Extract each line of the items below that contains the string "page".
[Begin]
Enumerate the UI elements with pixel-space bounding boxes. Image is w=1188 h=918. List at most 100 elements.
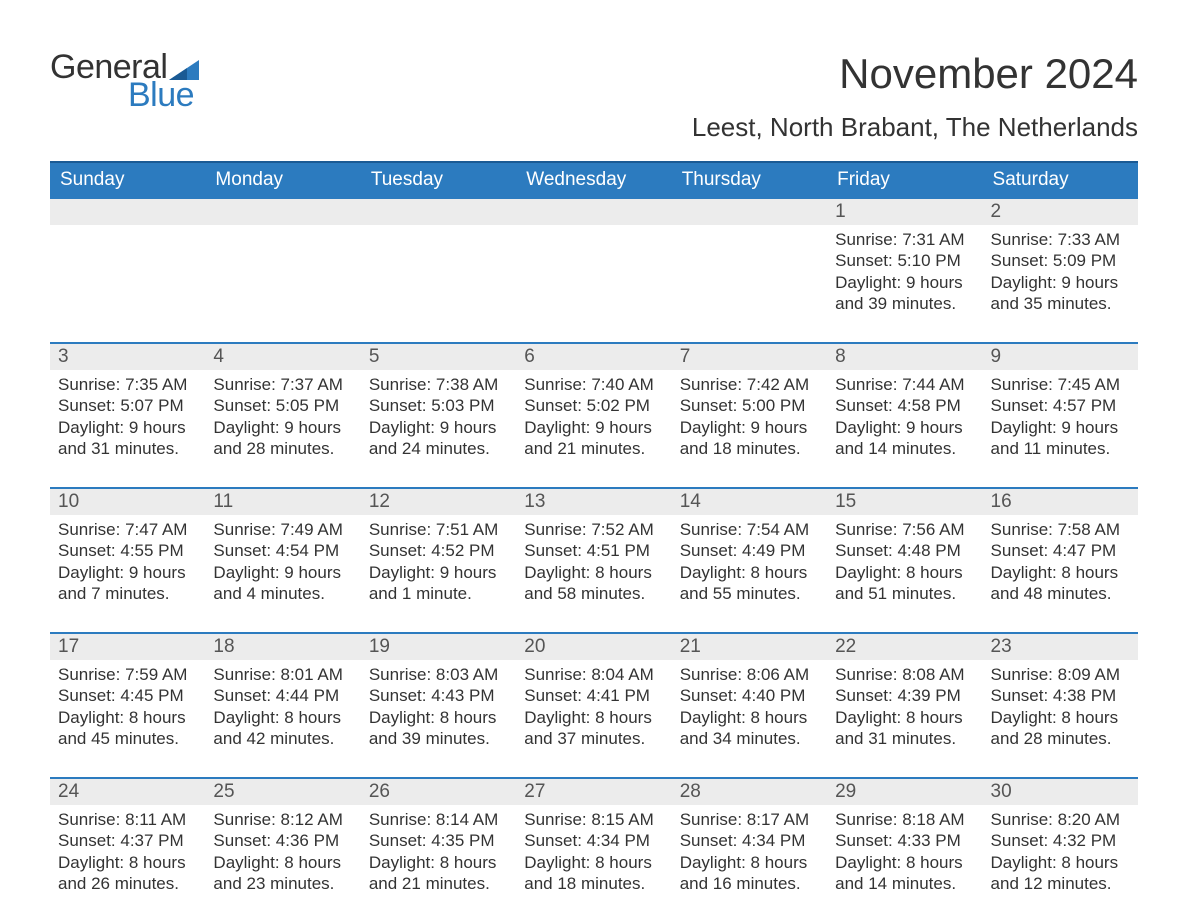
day-sunrise: Sunrise: 7:44 AM — [835, 374, 974, 395]
day-sunrise: Sunrise: 7:52 AM — [524, 519, 663, 540]
day-daylight1: Daylight: 9 hours — [991, 272, 1130, 293]
day-daylight2: and 23 minutes. — [213, 873, 352, 894]
day-sunrise: Sunrise: 7:40 AM — [524, 374, 663, 395]
brand-logo: General Blue — [50, 50, 199, 112]
day-sunset: Sunset: 4:41 PM — [524, 685, 663, 706]
day-sunset: Sunset: 4:38 PM — [991, 685, 1130, 706]
calendar-page: General Blue November 2024 Leest, North … — [0, 0, 1188, 918]
day-daylight1: Daylight: 9 hours — [213, 562, 352, 583]
day-daylight2: and 48 minutes. — [991, 583, 1130, 604]
day-sunset: Sunset: 4:35 PM — [369, 830, 508, 851]
day-details-cell: Sunrise: 7:40 AMSunset: 5:02 PMDaylight:… — [516, 370, 671, 488]
day-daylight2: and 24 minutes. — [369, 438, 508, 459]
day-details-cell: Sunrise: 8:11 AMSunset: 4:37 PMDaylight:… — [50, 805, 205, 902]
day-sunrise: Sunrise: 7:33 AM — [991, 229, 1130, 250]
day-sunrise: Sunrise: 7:38 AM — [369, 374, 508, 395]
day-sunset: Sunset: 4:34 PM — [680, 830, 819, 851]
day-number-cell: 9 — [983, 343, 1138, 370]
day-details-cell: Sunrise: 8:17 AMSunset: 4:34 PMDaylight:… — [672, 805, 827, 902]
day-number-cell: 6 — [516, 343, 671, 370]
day-details-cell: Sunrise: 8:09 AMSunset: 4:38 PMDaylight:… — [983, 660, 1138, 778]
day-number-cell: 5 — [361, 343, 516, 370]
day-sunrise: Sunrise: 7:59 AM — [58, 664, 197, 685]
day-sunrise: Sunrise: 7:58 AM — [991, 519, 1130, 540]
day-details-cell — [361, 225, 516, 343]
day-daylight1: Daylight: 9 hours — [369, 562, 508, 583]
day-sunrise: Sunrise: 8:11 AM — [58, 809, 197, 830]
week-details-row: Sunrise: 7:31 AMSunset: 5:10 PM Daylight:… — [50, 225, 1138, 343]
weekday-header: Monday — [205, 162, 360, 198]
day-daylight2: and 16 minutes. — [680, 873, 819, 894]
day-sunrise: Sunrise: 8:20 AM — [991, 809, 1130, 830]
page-header: General Blue November 2024 Leest, North … — [50, 50, 1138, 143]
day-number-cell: 17 — [50, 633, 205, 660]
day-daylight2: and 35 minutes. — [991, 293, 1130, 314]
day-sunrise: Sunrise: 8:14 AM — [369, 809, 508, 830]
day-sunset: Sunset: 5:02 PM — [524, 395, 663, 416]
day-number-cell: 2 — [983, 198, 1138, 225]
day-details-cell: Sunrise: 7:35 AMSunset: 5:07 PMDaylight:… — [50, 370, 205, 488]
day-number-cell — [516, 198, 671, 225]
day-details-cell: Sunrise: 7:52 AMSunset: 4:51 PMDaylight:… — [516, 515, 671, 633]
day-number-cell — [672, 198, 827, 225]
day-daylight1: Daylight: 8 hours — [991, 562, 1130, 583]
day-sunrise: Sunrise: 7:31 AM — [835, 229, 974, 250]
day-number-cell: 21 — [672, 633, 827, 660]
day-number-cell: 19 — [361, 633, 516, 660]
weekday-header: Tuesday — [361, 162, 516, 198]
week-daynum-row: 12 — [50, 198, 1138, 225]
weekday-header: Thursday — [672, 162, 827, 198]
day-daylight1: Daylight: 8 hours — [524, 562, 663, 583]
weekday-header: Sunday — [50, 162, 205, 198]
day-daylight2: and 12 minutes. — [991, 873, 1130, 894]
day-daylight1: Daylight: 8 hours — [991, 852, 1130, 873]
day-number-cell: 4 — [205, 343, 360, 370]
day-details-cell: Sunrise: 7:38 AMSunset: 5:03 PMDaylight:… — [361, 370, 516, 488]
day-sunset: Sunset: 4:32 PM — [991, 830, 1130, 851]
location-subtitle: Leest, North Brabant, The Netherlands — [692, 112, 1138, 143]
day-details-cell: Sunrise: 7:33 AMSunset: 5:09 PMDaylight:… — [983, 225, 1138, 343]
day-sunrise: Sunrise: 7:54 AM — [680, 519, 819, 540]
day-daylight1: Daylight: 9 hours — [369, 417, 508, 438]
day-daylight1: Daylight: 8 hours — [835, 562, 974, 583]
day-number-cell: 24 — [50, 778, 205, 805]
day-sunset: Sunset: 4:54 PM — [213, 540, 352, 561]
day-details-cell: Sunrise: 8:04 AMSunset: 4:41 PMDaylight:… — [516, 660, 671, 778]
day-sunset: Sunset: 5:10 PM — [835, 250, 974, 271]
day-details-cell: Sunrise: 8:14 AMSunset: 4:35 PMDaylight:… — [361, 805, 516, 902]
day-sunset: Sunset: 4:39 PM — [835, 685, 974, 706]
day-daylight2: and 18 minutes. — [524, 873, 663, 894]
day-sunrise: Sunrise: 7:45 AM — [991, 374, 1130, 395]
day-sunrise: Sunrise: 7:56 AM — [835, 519, 974, 540]
day-sunrise: Sunrise: 7:49 AM — [213, 519, 352, 540]
day-daylight2: and 28 minutes. — [991, 728, 1130, 749]
day-daylight2: and 51 minutes. — [835, 583, 974, 604]
day-daylight2: and 18 minutes. — [680, 438, 819, 459]
day-details-cell: Sunrise: 7:56 AMSunset: 4:48 PMDaylight:… — [827, 515, 982, 633]
day-details-cell: Sunrise: 8:03 AMSunset: 4:43 PMDaylight:… — [361, 660, 516, 778]
day-daylight1: Daylight: 9 hours — [58, 562, 197, 583]
day-sunset: Sunset: 4:49 PM — [680, 540, 819, 561]
day-daylight2: and 39 minutes. — [835, 293, 974, 314]
day-sunset: Sunset: 5:03 PM — [369, 395, 508, 416]
day-number-cell: 3 — [50, 343, 205, 370]
day-daylight2: and 21 minutes. — [524, 438, 663, 459]
day-daylight2: and 39 minutes. — [369, 728, 508, 749]
day-details-cell: Sunrise: 7:42 AMSunset: 5:00 PMDaylight:… — [672, 370, 827, 488]
day-sunset: Sunset: 4:36 PM — [213, 830, 352, 851]
week-daynum-row: 3456789 — [50, 343, 1138, 370]
day-number-cell: 11 — [205, 488, 360, 515]
day-sunset: Sunset: 5:07 PM — [58, 395, 197, 416]
week-details-row: Sunrise: 7:47 AMSunset: 4:55 PMDaylight:… — [50, 515, 1138, 633]
day-details-cell: Sunrise: 7:31 AMSunset: 5:10 PMDaylight:… — [827, 225, 982, 343]
day-number-cell: 28 — [672, 778, 827, 805]
day-sunrise: Sunrise: 8:04 AM — [524, 664, 663, 685]
day-details-cell: Sunrise: 7:45 AMSunset: 4:57 PMDaylight:… — [983, 370, 1138, 488]
title-block: November 2024 Leest, North Brabant, The … — [692, 50, 1138, 143]
day-daylight2: and 31 minutes. — [58, 438, 197, 459]
brand-name-part2: Blue — [128, 78, 199, 112]
day-sunrise: Sunrise: 8:03 AM — [369, 664, 508, 685]
day-details-cell: Sunrise: 7:47 AMSunset: 4:55 PMDaylight:… — [50, 515, 205, 633]
day-details-cell: Sunrise: 7:37 AMSunset: 5:05 PMDaylight:… — [205, 370, 360, 488]
day-daylight2: and 31 minutes. — [835, 728, 974, 749]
[End]
#### WRITTEN SOLUTION:
calendar-page: General Blue November 2024 Leest, North … — [0, 0, 1188, 918]
page-header: General Blue November 2024 Leest, North … — [50, 50, 1138, 143]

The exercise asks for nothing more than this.